Brief:
The records below hold pictures; please leave those out and retype the rest exactly.

Records shown:
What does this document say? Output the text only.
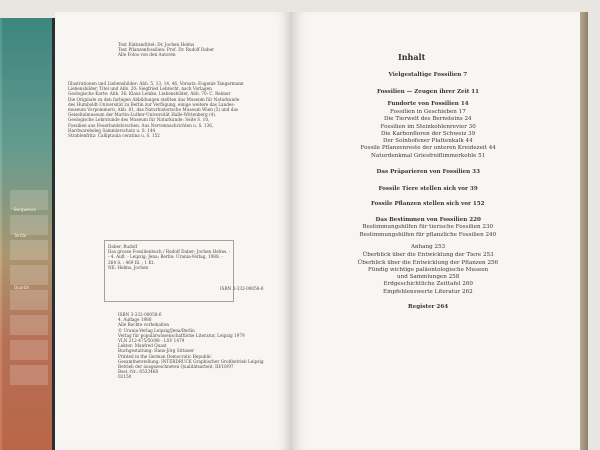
Bergwesen
Tertiär
Quartär
Text Einbandtitel: Dr. Jochen Helms
Text Pflanzenfossilien: Prof. Dr. Rudolf Daber
Alle Fotos von den Autoren
Illustrationen und Liebensbilder: Abb. 5, 13, 14, 46, Vorsatz: Eugenie Tangermann
Liebensbilder, Titel und Abb. 20: Siegfried Lebrecht, nach Vorlagen
Geologische Karte: Abb. 36: Klaus Lemke, Liebensbilder, Abb. 70: C. Reimer
Die Originale zu den farbigen Abbildungen stellten das Museum für Naturkunde
des Humboldt-Universität zu Berlin zur Verfügung, einige weitere das Landes-
museum Vorpommern, Abb. 81, das Naturhistorische Museum Wien (5) und das
Geiseltalmuseum der Martin-Luther-Universität Halle-Wittenberg (4).
Geologische Lehrstunde des Museum für Naturkunde: Seite S. 10,
Fossilien aus Feuerlandsforschen. Aus Nervennachrichten u. S. 136,
Hardwarebeleg Sammlerschatz u. S. 144
Strahlenfritz: Calliptaula ceratina u. S. 152
Daber, Rudolf
Das grosse Fossilienbuch / Rudolf Daber; Jochen Helms. -
- 4. Aufl. - Leipzig; Jena; Berlin: Urania-Verlag, 1988. -
264 S. : 469 Ill. ; 1 Kt.
NE: Helms, Jochen
ISBN 3-332-00058-6
ISBN 3-332-00058-6
4. Auflage 1988
Alle Rechte vorbehalten
© Urania-Verlag Leipzig/Jena/Berlin
Verlag für populärwissenschaftliche Literatur, Leipzig 1979
VLN 212-475/50/88 · LSV 1479
Lektor: Manfred Quast
Buchgestaltung: Hans-Jörg Sittauer
Printed in the German Democratic Republic
Gesamtherstellung: INTERDRUCK Graphischer Großbetrieb Leipzig
Betrieb der ausgezeichneten Qualitätsarbeit, III/18/97
Best.-Nr.: 6533468
02150
Inhalt
Vielgestaltige Fossilien 7
Fossilien — Zeugen ihrer Zeit 11
Fundorte von Fossilien 14
Fossilien in Geschieben 17
Die Tierwelt des Bernsteins 24
Fossilien im Steinkohlenrevier 30
Die Karbonfloren der Schweiz 39
Der Solnhofener Plattenkalk 44
Fossile Pflanzenreste der unteren Kreidezeit 44
Naturdenkmal Griesfreiflimmerkohle 51
Das Präparieren von Fossilien 33
Fossile Tiere stellen sich vor 39
Fossile Pflanzen stellen sich vor 152
Das Bestimmen von Fossilien 220
Bestimmungshilfen für tierische Fossilien 230
Bestimmungshilfen für pflanzliche Fossilien 240
Anhang 253
Überblick über die Entwicklung der Tiere 253
Überblick über die Entwicklung der Pflanzen 256
Fündig wichtige paläontologische Museen
und Sammlungen 258
Erdgeschichtliche Zeittafel 260
Empfehlenswerte Literatur 262
Register 264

Answer to the task:
What does this document say? Output the text only.
Bergwesen
Tertiär
Quartär
Text Einbandtitel: Dr. Jochen Helms
Text Pflanzenfossilien: Prof. Dr. Rudolf Daber
Alle Fotos von den Autoren
Illustrationen und Liebensbilder: Abb. 5, 13, 14, 46, Vorsatz: Eugenie Tangermann
Liebensbilder, Titel und Abb. 20: Siegfried Lebrecht, nach Vorlagen
Geologische Karte: Abb. 36: Klaus Lemke, Liebensbilder, Abb. 70: C. Reimer
Die Originale zu den farbigen Abbildungen stellten das Museum für Naturkunde
des Humboldt-Universität zu Berlin zur Verfügung, einige weitere das Landes-
museum Vorpommern, Abb. 81, das Naturhistorische Museum Wien (5) und das
Geiseltalmuseum der Martin-Luther-Universität Halle-Wittenberg (4).
Geologische Lehrstunde des Museum für Naturkunde: Seite S. 10,
Fossilien aus Feuerlandsforschen. Aus Nervennachrichten u. S. 136,
Hardwarebeleg Sammlerschatz u. S. 144
Strahlenfritz: Calliptaula ceratina u. S. 152
Daber, Rudolf
Das grosse Fossilienbuch / Rudolf Daber; Jochen Helms. -
- 4. Aufl. - Leipzig; Jena; Berlin: Urania-Verlag, 1988. -
264 S. : 469 Ill. ; 1 Kt.
NE: Helms, Jochen
ISBN 3-332-00058-6
ISBN 3-332-00058-6
4. Auflage 1988
Alle Rechte vorbehalten
© Urania-Verlag Leipzig/Jena/Berlin
Verlag für populärwissenschaftliche Literatur, Leipzig 1979
VLN 212-475/50/88 · LSV 1479
Lektor: Manfred Quast
Buchgestaltung: Hans-Jörg Sittauer
Printed in the German Democratic Republic
Gesamtherstellung: INTERDRUCK Graphischer Großbetrieb Leipzig
Betrieb der ausgezeichneten Qualitätsarbeit, III/18/97
Best.-Nr.: 6533468
02150
Inhalt
Vielgestaltige Fossilien 7
Fossilien — Zeugen ihrer Zeit 11
Fundorte von Fossilien 14
Fossilien in Geschieben 17
Die Tierwelt des Bernsteins 24
Fossilien im Steinkohlenrevier 30
Die Karbonfloren der Schweiz 39
Der Solnhofener Plattenkalk 44
Fossile Pflanzenreste der unteren Kreidezeit 44
Naturdenkmal Griesfreiflimmerkohle 51
Das Präparieren von Fossilien 33
Fossile Tiere stellen sich vor 39
Fossile Pflanzen stellen sich vor 152
Das Bestimmen von Fossilien 220
Bestimmungshilfen für tierische Fossilien 230
Bestimmungshilfen für pflanzliche Fossilien 240
Anhang 253
Überblick über die Entwicklung der Tiere 253
Überblick über die Entwicklung der Pflanzen 256
Fündig wichtige paläontologische Museen
und Sammlungen 258
Erdgeschichtliche Zeittafel 260
Empfehlenswerte Literatur 262
Register 264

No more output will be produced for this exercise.